* start Input material *
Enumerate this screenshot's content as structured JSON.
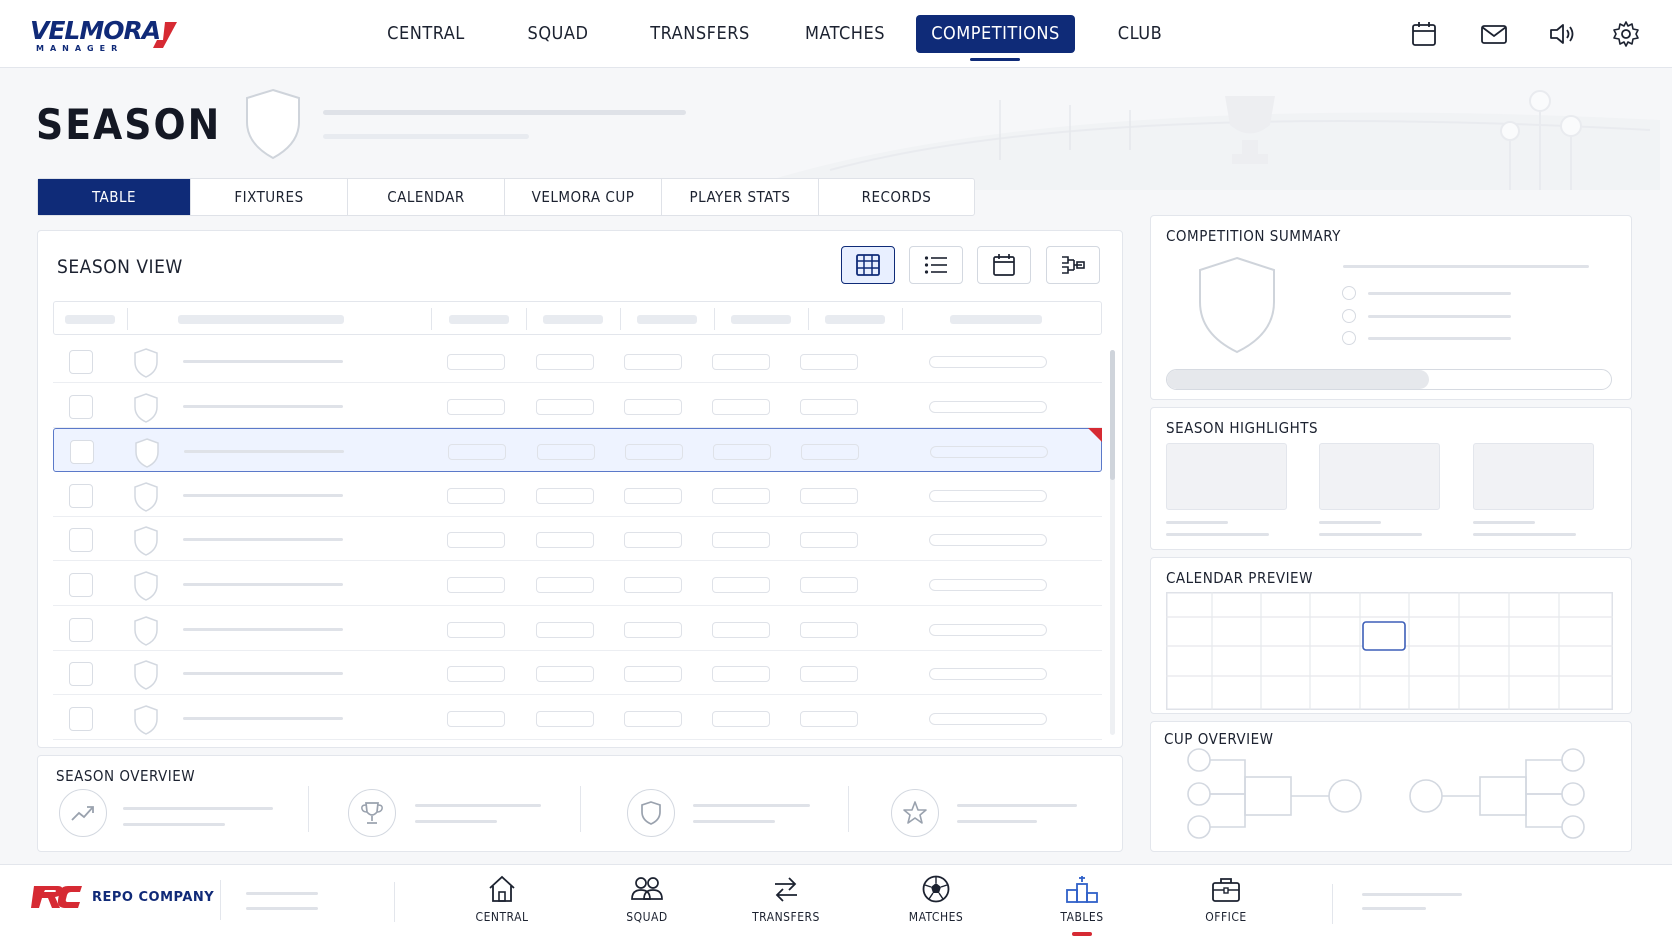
{
  "app": {
    "logo_text": "VELMORA",
    "logo_subtext": "MANAGER"
  },
  "top_nav": {
    "items": [
      {
        "label": "CENTRAL"
      },
      {
        "label": "SQUAD"
      },
      {
        "label": "TRANSFERS"
      },
      {
        "label": "MATCHES"
      },
      {
        "label": "COMPETITIONS",
        "active": true
      },
      {
        "label": "CLUB"
      }
    ],
    "icons": [
      "calendar-icon",
      "mail-icon",
      "speaker-icon",
      "gear-icon"
    ]
  },
  "page": {
    "title": "SEASON"
  },
  "tabs": [
    {
      "label": "TABLE",
      "active": true
    },
    {
      "label": "FIXTURES"
    },
    {
      "label": "CALENDAR"
    },
    {
      "label": "VELMORA CUP"
    },
    {
      "label": "PLAYER STATS"
    },
    {
      "label": "RECORDS"
    }
  ],
  "season_view": {
    "title": "SEASON VIEW",
    "view_modes": [
      "table-view-icon",
      "list-view-icon",
      "calendar-view-icon",
      "bracket-view-icon"
    ],
    "selected_row": 3
  },
  "season_overview": {
    "title": "SEASON OVERVIEW",
    "icons": [
      "trend-icon",
      "trophy-icon",
      "shield-icon",
      "star-icon"
    ]
  },
  "competition_summary": {
    "title": "COMPETITION SUMMARY",
    "progress": 0.59
  },
  "season_highlights": {
    "title": "SEASON HIGHLIGHTS"
  },
  "calendar_preview": {
    "title": "CALENDAR PREVIEW"
  },
  "cup_overview": {
    "title": "CUP OVERVIEW"
  },
  "footer": {
    "sponsor_name": "REPO COMPANY",
    "nav": [
      {
        "label": "CENTRAL",
        "icon": "home-icon"
      },
      {
        "label": "SQUAD",
        "icon": "users-icon"
      },
      {
        "label": "TRANSFERS",
        "icon": "transfer-icon"
      },
      {
        "label": "MATCHES",
        "icon": "ball-icon"
      },
      {
        "label": "TABLES",
        "icon": "podium-icon",
        "active": true
      },
      {
        "label": "OFFICE",
        "icon": "briefcase-icon"
      }
    ]
  },
  "colors": {
    "brand_navy": "#0f2b78",
    "accent_red": "#d62a33",
    "selection_bg": "#eef3ff"
  }
}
* end Input material *
Job: In the copy, include no pictures; restate the listing above exactly.

Solution to this task:
Enumerate this screenshot's content as structured JSON.
{
  "app": {
    "logo_text": "VELMORA",
    "logo_subtext": "MANAGER"
  },
  "top_nav": {
    "items": [
      {
        "label": "CENTRAL"
      },
      {
        "label": "SQUAD"
      },
      {
        "label": "TRANSFERS"
      },
      {
        "label": "MATCHES"
      },
      {
        "label": "COMPETITIONS",
        "active": true
      },
      {
        "label": "CLUB"
      }
    ],
    "icons": [
      "calendar-icon",
      "mail-icon",
      "speaker-icon",
      "gear-icon"
    ]
  },
  "page": {
    "title": "SEASON"
  },
  "tabs": [
    {
      "label": "TABLE",
      "active": true
    },
    {
      "label": "FIXTURES"
    },
    {
      "label": "CALENDAR"
    },
    {
      "label": "VELMORA CUP"
    },
    {
      "label": "PLAYER STATS"
    },
    {
      "label": "RECORDS"
    }
  ],
  "season_view": {
    "title": "SEASON VIEW",
    "view_modes": [
      "table-view-icon",
      "list-view-icon",
      "calendar-view-icon",
      "bracket-view-icon"
    ],
    "selected_row": 3
  },
  "season_overview": {
    "title": "SEASON OVERVIEW",
    "icons": [
      "trend-icon",
      "trophy-icon",
      "shield-icon",
      "star-icon"
    ]
  },
  "competition_summary": {
    "title": "COMPETITION SUMMARY",
    "progress": 0.59
  },
  "season_highlights": {
    "title": "SEASON HIGHLIGHTS"
  },
  "calendar_preview": {
    "title": "CALENDAR PREVIEW"
  },
  "cup_overview": {
    "title": "CUP OVERVIEW"
  },
  "footer": {
    "sponsor_name": "REPO COMPANY",
    "nav": [
      {
        "label": "CENTRAL",
        "icon": "home-icon"
      },
      {
        "label": "SQUAD",
        "icon": "users-icon"
      },
      {
        "label": "TRANSFERS",
        "icon": "transfer-icon"
      },
      {
        "label": "MATCHES",
        "icon": "ball-icon"
      },
      {
        "label": "TABLES",
        "icon": "podium-icon",
        "active": true
      },
      {
        "label": "OFFICE",
        "icon": "briefcase-icon"
      }
    ]
  },
  "colors": {
    "brand_navy": "#0f2b78",
    "accent_red": "#d62a33",
    "selection_bg": "#eef3ff"
  }
}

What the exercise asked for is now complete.